==== Entries ====

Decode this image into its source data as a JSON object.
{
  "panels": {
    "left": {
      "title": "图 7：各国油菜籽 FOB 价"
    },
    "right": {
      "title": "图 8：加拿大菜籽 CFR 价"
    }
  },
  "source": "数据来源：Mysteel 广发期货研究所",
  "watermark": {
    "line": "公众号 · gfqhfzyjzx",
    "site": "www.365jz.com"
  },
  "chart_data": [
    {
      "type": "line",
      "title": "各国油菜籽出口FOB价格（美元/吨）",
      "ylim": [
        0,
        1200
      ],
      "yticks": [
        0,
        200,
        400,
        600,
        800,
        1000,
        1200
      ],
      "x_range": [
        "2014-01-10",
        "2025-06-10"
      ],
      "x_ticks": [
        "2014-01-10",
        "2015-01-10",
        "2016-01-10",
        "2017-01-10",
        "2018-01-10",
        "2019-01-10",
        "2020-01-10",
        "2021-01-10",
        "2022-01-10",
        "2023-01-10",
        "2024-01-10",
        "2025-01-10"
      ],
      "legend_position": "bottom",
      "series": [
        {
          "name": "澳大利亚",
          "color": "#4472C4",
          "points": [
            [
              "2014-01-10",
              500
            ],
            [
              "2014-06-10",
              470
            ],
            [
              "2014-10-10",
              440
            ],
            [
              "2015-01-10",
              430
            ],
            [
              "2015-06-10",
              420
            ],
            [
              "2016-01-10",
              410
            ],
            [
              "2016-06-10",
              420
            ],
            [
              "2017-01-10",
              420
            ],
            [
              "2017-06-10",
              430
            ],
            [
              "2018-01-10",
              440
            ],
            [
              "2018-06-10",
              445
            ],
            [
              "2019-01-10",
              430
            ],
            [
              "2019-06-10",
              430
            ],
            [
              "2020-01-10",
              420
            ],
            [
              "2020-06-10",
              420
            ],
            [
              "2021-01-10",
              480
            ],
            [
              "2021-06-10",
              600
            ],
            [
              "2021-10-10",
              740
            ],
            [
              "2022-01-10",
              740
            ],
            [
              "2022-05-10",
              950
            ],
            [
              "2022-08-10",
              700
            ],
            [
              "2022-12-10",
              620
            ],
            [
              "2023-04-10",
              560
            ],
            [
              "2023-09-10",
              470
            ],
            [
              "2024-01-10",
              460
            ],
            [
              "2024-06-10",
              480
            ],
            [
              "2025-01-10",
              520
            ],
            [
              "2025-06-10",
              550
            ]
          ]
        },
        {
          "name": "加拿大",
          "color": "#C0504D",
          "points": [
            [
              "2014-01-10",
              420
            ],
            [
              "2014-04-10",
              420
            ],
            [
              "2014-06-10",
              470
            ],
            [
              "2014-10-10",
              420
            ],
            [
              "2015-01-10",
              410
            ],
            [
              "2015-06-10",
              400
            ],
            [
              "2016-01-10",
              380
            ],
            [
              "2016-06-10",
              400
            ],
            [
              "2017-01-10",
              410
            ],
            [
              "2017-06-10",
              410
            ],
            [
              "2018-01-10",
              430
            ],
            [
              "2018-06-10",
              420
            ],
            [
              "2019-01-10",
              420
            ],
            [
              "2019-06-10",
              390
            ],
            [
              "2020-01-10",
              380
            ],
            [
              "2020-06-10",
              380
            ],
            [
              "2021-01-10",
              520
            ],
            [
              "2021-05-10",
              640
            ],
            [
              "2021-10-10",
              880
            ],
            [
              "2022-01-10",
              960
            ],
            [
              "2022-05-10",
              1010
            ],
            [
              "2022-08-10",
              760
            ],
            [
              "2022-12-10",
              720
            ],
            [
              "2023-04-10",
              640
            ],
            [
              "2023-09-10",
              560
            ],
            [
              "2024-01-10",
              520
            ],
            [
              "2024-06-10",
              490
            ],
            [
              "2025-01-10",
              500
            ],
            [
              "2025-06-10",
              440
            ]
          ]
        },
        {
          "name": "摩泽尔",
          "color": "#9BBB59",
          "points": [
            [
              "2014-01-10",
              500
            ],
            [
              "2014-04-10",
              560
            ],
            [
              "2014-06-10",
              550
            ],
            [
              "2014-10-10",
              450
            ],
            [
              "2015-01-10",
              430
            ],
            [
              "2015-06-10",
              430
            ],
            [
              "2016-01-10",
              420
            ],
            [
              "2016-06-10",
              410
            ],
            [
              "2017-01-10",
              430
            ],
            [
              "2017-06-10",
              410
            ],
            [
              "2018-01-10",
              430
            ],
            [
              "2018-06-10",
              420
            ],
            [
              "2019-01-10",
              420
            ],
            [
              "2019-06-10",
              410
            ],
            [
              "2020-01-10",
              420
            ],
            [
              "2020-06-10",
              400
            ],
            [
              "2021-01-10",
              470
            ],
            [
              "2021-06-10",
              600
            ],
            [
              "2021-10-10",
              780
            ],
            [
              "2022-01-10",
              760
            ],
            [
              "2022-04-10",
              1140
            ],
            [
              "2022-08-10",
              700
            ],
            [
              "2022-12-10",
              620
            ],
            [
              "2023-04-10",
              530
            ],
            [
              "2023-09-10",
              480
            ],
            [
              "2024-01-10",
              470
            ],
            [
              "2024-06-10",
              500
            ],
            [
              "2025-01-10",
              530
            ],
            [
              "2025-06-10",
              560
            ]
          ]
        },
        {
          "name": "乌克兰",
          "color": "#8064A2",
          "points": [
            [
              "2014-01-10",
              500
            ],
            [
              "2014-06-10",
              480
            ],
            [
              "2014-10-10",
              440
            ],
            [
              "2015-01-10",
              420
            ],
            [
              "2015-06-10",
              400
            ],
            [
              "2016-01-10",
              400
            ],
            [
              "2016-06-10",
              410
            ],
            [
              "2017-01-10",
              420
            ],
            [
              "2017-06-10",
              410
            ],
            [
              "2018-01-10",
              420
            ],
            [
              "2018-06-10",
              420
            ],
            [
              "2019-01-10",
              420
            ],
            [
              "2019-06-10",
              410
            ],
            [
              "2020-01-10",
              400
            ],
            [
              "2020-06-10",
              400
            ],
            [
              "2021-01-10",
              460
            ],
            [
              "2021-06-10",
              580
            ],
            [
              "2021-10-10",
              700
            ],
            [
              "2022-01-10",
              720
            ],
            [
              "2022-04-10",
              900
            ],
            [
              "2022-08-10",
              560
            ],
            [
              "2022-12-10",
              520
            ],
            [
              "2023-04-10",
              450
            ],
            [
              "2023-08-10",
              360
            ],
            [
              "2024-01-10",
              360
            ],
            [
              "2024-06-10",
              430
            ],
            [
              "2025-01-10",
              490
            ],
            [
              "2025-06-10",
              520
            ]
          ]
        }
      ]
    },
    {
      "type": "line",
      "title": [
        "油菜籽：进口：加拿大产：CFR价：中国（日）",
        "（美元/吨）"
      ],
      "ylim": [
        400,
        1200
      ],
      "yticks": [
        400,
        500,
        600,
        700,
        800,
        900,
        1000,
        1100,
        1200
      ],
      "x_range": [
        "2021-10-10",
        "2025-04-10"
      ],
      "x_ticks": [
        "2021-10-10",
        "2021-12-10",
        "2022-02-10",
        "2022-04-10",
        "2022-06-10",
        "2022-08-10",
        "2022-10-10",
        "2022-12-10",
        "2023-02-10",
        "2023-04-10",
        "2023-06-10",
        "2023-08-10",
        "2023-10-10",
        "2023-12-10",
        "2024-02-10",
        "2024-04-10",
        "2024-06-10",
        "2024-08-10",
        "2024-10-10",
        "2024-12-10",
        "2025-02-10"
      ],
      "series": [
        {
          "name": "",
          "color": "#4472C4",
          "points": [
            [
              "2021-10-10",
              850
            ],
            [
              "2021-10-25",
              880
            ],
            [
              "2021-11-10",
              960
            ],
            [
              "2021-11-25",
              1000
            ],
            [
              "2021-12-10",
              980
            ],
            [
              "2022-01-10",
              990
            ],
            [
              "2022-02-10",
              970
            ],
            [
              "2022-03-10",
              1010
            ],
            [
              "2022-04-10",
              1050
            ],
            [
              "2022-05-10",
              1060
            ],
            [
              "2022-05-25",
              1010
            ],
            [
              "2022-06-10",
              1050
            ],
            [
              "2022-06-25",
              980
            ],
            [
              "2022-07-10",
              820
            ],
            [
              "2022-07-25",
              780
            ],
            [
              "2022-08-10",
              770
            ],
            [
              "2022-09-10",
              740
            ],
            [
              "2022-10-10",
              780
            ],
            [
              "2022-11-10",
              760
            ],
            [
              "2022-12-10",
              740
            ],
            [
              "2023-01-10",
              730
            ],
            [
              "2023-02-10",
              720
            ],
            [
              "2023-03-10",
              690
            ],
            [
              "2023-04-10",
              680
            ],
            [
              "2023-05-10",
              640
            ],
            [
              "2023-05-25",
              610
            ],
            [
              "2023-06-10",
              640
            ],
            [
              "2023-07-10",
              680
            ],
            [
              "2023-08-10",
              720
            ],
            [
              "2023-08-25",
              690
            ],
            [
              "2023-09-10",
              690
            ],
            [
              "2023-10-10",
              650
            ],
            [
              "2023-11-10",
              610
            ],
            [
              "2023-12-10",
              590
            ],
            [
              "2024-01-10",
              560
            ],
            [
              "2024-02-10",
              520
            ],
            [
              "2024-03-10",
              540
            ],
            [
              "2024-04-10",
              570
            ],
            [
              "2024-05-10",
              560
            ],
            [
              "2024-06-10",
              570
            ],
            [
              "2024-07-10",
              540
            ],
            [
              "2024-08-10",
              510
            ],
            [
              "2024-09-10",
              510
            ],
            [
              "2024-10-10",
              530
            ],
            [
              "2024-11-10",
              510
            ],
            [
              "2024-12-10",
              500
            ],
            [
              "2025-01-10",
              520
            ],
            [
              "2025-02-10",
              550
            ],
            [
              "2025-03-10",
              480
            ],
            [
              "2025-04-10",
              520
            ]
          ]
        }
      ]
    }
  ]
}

====

**Directions for this task**
Provide only the count of lines in the material above that hold the word "color".

**Result for this exercise**
5